Prompt
Please answer these questions from the interview excerpt below about getting into the tech industry:
1. What career did the speaker always want to be in?
2. At which company did the speaker's excitement for tech start?
3. Which role does the speaker call their most tech-heavy?
** begin Excerpt provided **
Did you always want to get into the tech industry? How did it all come about?

Tech, not always. I always wanted to be in recruitment. In Canada and North America in general, it's a really popular career to be in. The tech industry element happened over time.  This first started when I worked at Tesla, even though it’s a car company, there is a lot of tech involved, and that's where my excitement for tech started. I then moved to which, again, is a travel company on the surface, but there's also a big tech element. The tech world moves so fast so the rest of the industries just seem so boring now in comparison - a lot slower and less agile. There's so much innovation happening in tech; it really drew me in. Miro is probably my most tech-heavy role and there's been a lot to learn but I couldn't imagine not being in this industry now.

What has been the driving force to get you where you are today?
** end Excerpt provided **
** begin Dataset extract **
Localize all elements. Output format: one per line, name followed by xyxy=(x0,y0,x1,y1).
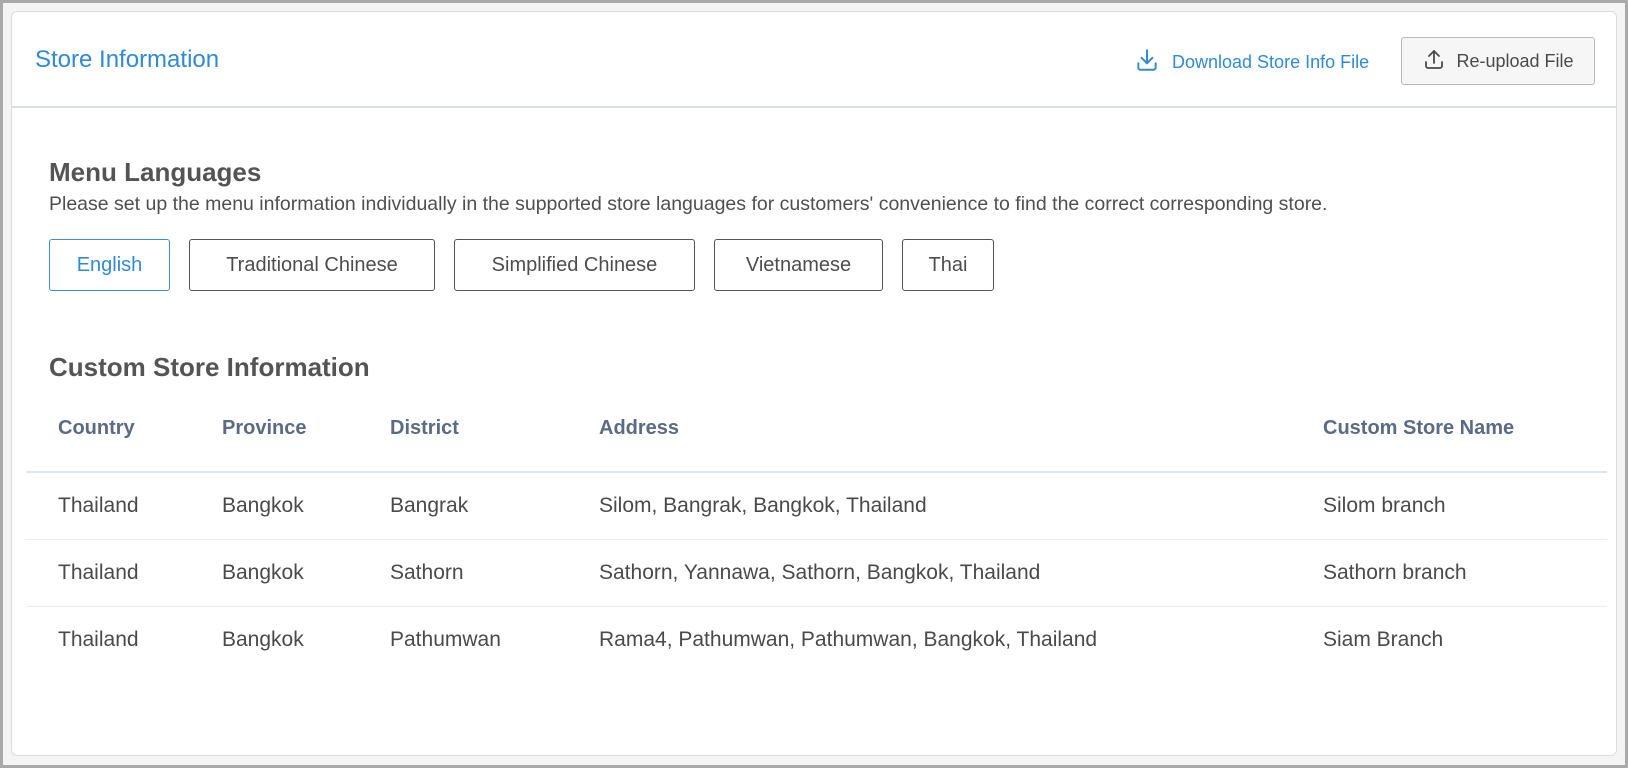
cell-custom-store-name: Silom branch xyxy=(1323,494,1446,517)
download-label: Download Store Info File xyxy=(1172,52,1370,72)
page-title: Store Information xyxy=(35,46,220,73)
cell-address: Rama4, Pathumwan, Pathumwan, Bangkok, Th… xyxy=(599,628,1098,651)
cell-district: Pathumwan xyxy=(390,628,501,651)
upload-icon xyxy=(1422,47,1446,76)
table-row: Thailand Bangkok Bangrak Silom, Bangrak,… xyxy=(26,473,1607,540)
menu-languages-description: Please set up the menu information indiv… xyxy=(49,193,1328,215)
table-header: Country Province District Address Custom… xyxy=(26,397,1607,473)
language-tab-vietnamese[interactable]: Vietnamese xyxy=(714,239,883,291)
language-tab-english[interactable]: English xyxy=(49,239,170,291)
cell-address: Sathorn, Yannawa, Sathorn, Bangkok, Thai… xyxy=(599,561,1041,584)
download-icon xyxy=(1134,47,1160,78)
table-row: Thailand Bangkok Sathorn Sathorn, Yannaw… xyxy=(26,540,1607,607)
column-header-custom-store-name: Custom Store Name xyxy=(1323,417,1515,439)
cell-province: Bangkok xyxy=(222,628,304,651)
cell-country: Thailand xyxy=(58,628,139,651)
table-row: Thailand Bangkok Pathumwan Rama4, Pathum… xyxy=(26,607,1607,673)
menu-languages-title: Menu Languages xyxy=(49,157,262,187)
cell-address: Silom, Bangrak, Bangkok, Thailand xyxy=(599,494,927,517)
column-header-country: Country xyxy=(58,417,135,439)
column-header-address: Address xyxy=(599,417,680,439)
reupload-label: Re-upload File xyxy=(1456,50,1574,71)
cell-country: Thailand xyxy=(58,494,139,517)
app-frame: Store Information Download Store Info Fi… xyxy=(3,3,1625,765)
download-store-info-link[interactable]: Download Store Info File xyxy=(1134,47,1369,78)
cell-district: Bangrak xyxy=(390,494,469,517)
cell-district: Sathorn xyxy=(390,561,464,584)
cell-country: Thailand xyxy=(58,561,139,584)
cell-province: Bangkok xyxy=(222,561,304,584)
column-header-province: Province xyxy=(222,417,307,439)
cell-province: Bangkok xyxy=(222,494,304,517)
cell-custom-store-name: Sathorn branch xyxy=(1323,561,1467,584)
reupload-file-button[interactable]: Re-upload File xyxy=(1401,37,1595,85)
language-tab-simplified-chinese[interactable]: Simplified Chinese xyxy=(454,239,695,291)
language-tab-thai[interactable]: Thai xyxy=(902,239,994,291)
card-header: Store Information Download Store Info Fi… xyxy=(12,12,1616,108)
store-information-card: Store Information Download Store Info Fi… xyxy=(11,11,1617,756)
custom-store-title: Custom Store Information xyxy=(49,352,370,382)
language-tab-traditional-chinese[interactable]: Traditional Chinese xyxy=(189,239,435,291)
column-header-district: District xyxy=(390,417,459,439)
cell-custom-store-name: Siam Branch xyxy=(1323,628,1444,651)
custom-store-table: Country Province District Address Custom… xyxy=(26,397,1607,673)
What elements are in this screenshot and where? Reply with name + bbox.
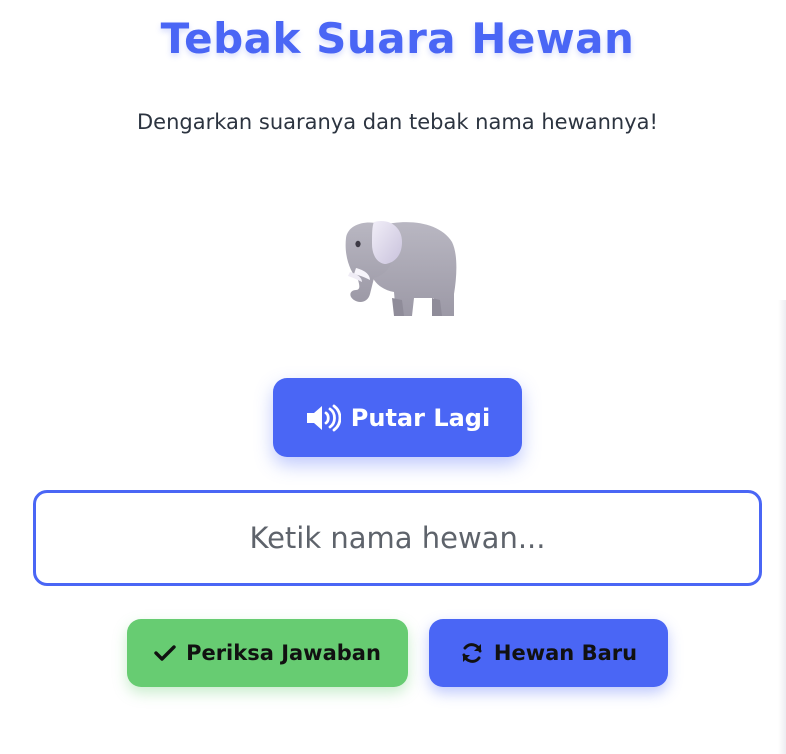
speaker-icon	[305, 404, 341, 432]
new-animal-button[interactable]: Hewan Baru	[429, 619, 668, 687]
scrollbar-track	[778, 300, 786, 754]
page-title: Tebak Suara Hewan	[160, 14, 635, 63]
checkmark-icon	[154, 644, 176, 662]
check-answer-button[interactable]: Periksa Jawaban	[127, 619, 408, 687]
elephant-icon	[336, 216, 460, 322]
animal-name-input[interactable]	[33, 490, 762, 586]
instructions-text: Dengarkan suaranya dan tebak nama hewann…	[137, 110, 658, 134]
new-animal-label: Hewan Baru	[493, 641, 638, 665]
refresh-icon	[460, 641, 484, 665]
replay-sound-label: Putar Lagi	[350, 403, 491, 432]
replay-sound-button[interactable]: Putar Lagi	[273, 378, 522, 457]
check-answer-label: Periksa Jawaban	[186, 641, 381, 665]
game-page: Tebak Suara Hewan Dengarkan suaranya dan…	[0, 0, 786, 754]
** end Dataset extract **
Right answer
1. Recruitment.
2. Tesla.
3. Miro.